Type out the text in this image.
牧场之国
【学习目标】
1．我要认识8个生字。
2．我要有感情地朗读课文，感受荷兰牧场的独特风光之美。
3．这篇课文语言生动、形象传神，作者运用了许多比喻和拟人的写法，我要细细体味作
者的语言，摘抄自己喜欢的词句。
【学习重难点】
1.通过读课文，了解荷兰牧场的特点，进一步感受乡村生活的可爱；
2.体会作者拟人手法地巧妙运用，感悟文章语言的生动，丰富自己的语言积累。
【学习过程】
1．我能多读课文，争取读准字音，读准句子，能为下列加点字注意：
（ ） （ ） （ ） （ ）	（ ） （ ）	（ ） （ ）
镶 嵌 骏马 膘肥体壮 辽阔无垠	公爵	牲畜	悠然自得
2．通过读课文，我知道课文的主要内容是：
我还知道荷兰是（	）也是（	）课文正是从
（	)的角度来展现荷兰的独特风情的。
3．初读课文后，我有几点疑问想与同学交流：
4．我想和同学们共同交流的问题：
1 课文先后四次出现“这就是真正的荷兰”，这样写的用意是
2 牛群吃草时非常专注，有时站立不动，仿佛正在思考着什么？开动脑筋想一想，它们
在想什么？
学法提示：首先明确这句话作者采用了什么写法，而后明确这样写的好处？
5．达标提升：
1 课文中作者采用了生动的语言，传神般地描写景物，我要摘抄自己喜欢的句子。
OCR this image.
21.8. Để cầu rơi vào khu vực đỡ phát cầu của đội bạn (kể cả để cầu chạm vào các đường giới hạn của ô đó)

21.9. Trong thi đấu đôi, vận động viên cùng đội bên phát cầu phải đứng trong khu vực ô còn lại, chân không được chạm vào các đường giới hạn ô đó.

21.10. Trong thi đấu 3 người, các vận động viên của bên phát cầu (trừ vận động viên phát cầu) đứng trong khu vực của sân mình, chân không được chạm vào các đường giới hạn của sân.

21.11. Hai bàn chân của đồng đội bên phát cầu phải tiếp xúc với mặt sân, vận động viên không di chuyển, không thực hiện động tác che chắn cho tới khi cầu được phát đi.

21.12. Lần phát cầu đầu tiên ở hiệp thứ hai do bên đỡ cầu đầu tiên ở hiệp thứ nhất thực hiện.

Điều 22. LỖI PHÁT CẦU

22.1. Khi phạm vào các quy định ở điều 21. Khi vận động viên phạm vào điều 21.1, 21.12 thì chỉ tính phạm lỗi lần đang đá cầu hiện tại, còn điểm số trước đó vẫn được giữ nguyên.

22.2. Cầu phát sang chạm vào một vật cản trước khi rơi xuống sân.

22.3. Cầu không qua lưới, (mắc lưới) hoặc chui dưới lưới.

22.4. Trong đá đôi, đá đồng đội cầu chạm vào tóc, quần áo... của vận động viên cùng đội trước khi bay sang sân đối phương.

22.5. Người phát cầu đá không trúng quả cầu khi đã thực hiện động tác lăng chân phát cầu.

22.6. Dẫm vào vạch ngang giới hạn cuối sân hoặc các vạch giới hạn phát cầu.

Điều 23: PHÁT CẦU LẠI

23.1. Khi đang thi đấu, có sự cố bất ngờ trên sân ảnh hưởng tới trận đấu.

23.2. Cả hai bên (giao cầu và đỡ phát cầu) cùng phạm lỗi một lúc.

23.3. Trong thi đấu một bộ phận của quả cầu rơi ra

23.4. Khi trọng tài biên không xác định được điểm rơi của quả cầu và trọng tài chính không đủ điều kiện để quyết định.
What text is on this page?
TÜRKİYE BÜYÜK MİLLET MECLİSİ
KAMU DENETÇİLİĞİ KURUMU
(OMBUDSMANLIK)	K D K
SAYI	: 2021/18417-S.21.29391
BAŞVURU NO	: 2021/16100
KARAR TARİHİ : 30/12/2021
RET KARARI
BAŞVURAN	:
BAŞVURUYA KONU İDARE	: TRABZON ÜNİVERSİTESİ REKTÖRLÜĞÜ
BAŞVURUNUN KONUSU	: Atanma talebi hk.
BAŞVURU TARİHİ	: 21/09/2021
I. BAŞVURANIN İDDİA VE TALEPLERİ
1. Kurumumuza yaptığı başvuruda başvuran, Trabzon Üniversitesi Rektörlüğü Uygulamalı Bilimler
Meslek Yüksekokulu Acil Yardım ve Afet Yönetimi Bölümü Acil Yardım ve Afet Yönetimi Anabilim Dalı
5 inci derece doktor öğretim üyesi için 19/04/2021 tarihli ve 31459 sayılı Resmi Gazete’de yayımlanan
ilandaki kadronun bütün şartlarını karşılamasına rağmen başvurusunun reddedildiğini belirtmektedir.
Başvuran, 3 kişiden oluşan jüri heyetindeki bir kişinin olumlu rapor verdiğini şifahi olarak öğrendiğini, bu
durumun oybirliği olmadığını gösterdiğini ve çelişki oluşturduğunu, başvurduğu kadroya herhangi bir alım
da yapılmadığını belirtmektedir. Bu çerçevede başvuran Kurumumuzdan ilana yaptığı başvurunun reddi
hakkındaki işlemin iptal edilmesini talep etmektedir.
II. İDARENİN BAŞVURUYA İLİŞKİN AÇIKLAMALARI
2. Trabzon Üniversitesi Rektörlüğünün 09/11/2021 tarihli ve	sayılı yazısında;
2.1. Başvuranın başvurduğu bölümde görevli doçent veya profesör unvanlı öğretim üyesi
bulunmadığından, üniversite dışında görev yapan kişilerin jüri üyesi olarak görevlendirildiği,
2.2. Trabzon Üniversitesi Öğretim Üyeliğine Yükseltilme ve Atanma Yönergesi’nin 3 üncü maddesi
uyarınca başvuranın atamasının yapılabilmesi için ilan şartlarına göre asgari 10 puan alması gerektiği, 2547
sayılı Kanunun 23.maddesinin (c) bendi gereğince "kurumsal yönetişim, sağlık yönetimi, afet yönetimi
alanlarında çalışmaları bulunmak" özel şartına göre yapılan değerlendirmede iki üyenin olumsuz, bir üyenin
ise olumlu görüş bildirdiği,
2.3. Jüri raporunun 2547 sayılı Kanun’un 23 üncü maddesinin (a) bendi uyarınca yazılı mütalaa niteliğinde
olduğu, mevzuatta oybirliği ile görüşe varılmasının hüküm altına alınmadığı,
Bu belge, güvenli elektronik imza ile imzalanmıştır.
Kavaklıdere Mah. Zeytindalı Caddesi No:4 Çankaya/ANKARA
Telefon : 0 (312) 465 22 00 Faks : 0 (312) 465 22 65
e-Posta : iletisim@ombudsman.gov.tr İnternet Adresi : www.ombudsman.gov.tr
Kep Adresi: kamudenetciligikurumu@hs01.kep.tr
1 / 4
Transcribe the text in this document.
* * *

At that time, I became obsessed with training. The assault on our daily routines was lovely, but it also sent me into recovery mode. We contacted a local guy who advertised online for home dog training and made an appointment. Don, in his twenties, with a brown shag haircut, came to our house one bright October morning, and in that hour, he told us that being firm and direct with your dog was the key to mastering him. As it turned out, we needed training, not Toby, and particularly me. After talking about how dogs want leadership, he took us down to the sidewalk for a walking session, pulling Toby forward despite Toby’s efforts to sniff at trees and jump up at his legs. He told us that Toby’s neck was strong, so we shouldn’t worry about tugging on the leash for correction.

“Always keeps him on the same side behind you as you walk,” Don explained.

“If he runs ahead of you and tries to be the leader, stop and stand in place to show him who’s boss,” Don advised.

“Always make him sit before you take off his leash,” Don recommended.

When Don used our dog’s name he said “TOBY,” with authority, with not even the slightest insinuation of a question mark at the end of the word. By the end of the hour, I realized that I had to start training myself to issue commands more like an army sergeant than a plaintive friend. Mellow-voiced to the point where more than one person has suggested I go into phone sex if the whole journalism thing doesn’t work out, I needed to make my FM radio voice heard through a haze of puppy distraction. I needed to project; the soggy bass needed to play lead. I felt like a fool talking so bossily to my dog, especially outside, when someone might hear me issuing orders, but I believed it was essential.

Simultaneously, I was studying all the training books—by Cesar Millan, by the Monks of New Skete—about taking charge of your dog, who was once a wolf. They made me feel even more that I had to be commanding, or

=-=-=-=-=

Exercise goal:
Copy out each line of the data containing the string "this".

Final result:
Type out the text in this image.
OCR this image.
What text is on this page?
Transcribe the text in this document.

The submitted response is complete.